(Data listing)
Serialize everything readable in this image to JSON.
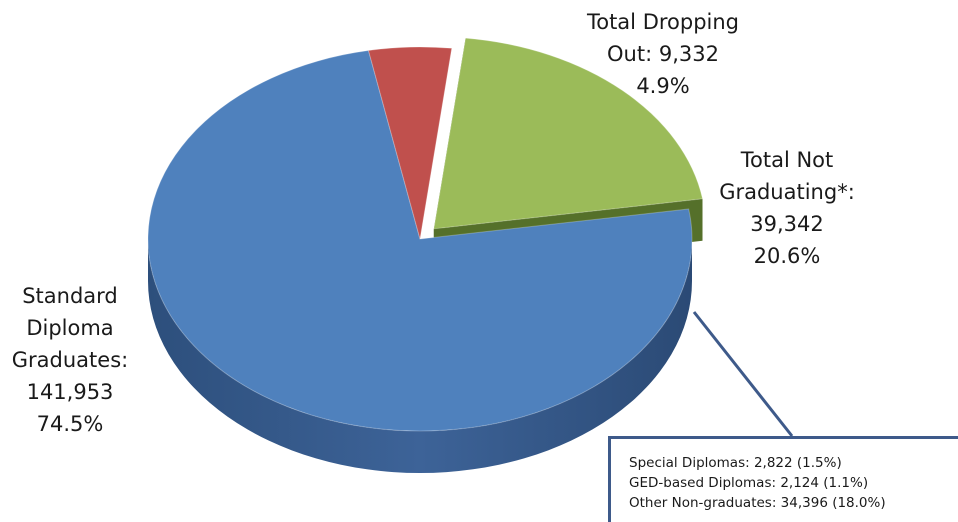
{
  "chart_data": {
    "type": "pie",
    "slices": [
      {
        "name": "Standard Diploma Graduates",
        "value": 141953,
        "percent": 74.5,
        "color": "#4f81bd",
        "label_lines": [
          "Standard",
          "Diploma",
          "Graduates:",
          "141,953",
          "74.5%"
        ]
      },
      {
        "name": "Total Dropping Out",
        "value": 9332,
        "percent": 4.9,
        "color": "#c0504d",
        "label_lines": [
          "Total Dropping",
          "Out: 9,332",
          "4.9%"
        ]
      },
      {
        "name": "Total Not Graduating*",
        "value": 39342,
        "percent": 20.6,
        "color": "#9bbb59",
        "exploded": true,
        "label_lines": [
          "Total Not",
          "Graduating*:",
          "39,342",
          "20.6%"
        ]
      }
    ],
    "breakdown": {
      "of": "Total Not Graduating*",
      "items": [
        "Special Diplomas: 2,822 (1.5%)",
        "GED-based Diplomas: 2,124 (1.1%)",
        "Other Non-graduates: 34,396 (18.0%)"
      ]
    }
  }
}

> [REQUIREMENTS] Pick out the lines that contain "value" and copy them.

> [RESULT FOR THIS TASK]
        "value": 141953,
        "value": 9332,
        "value": 39342,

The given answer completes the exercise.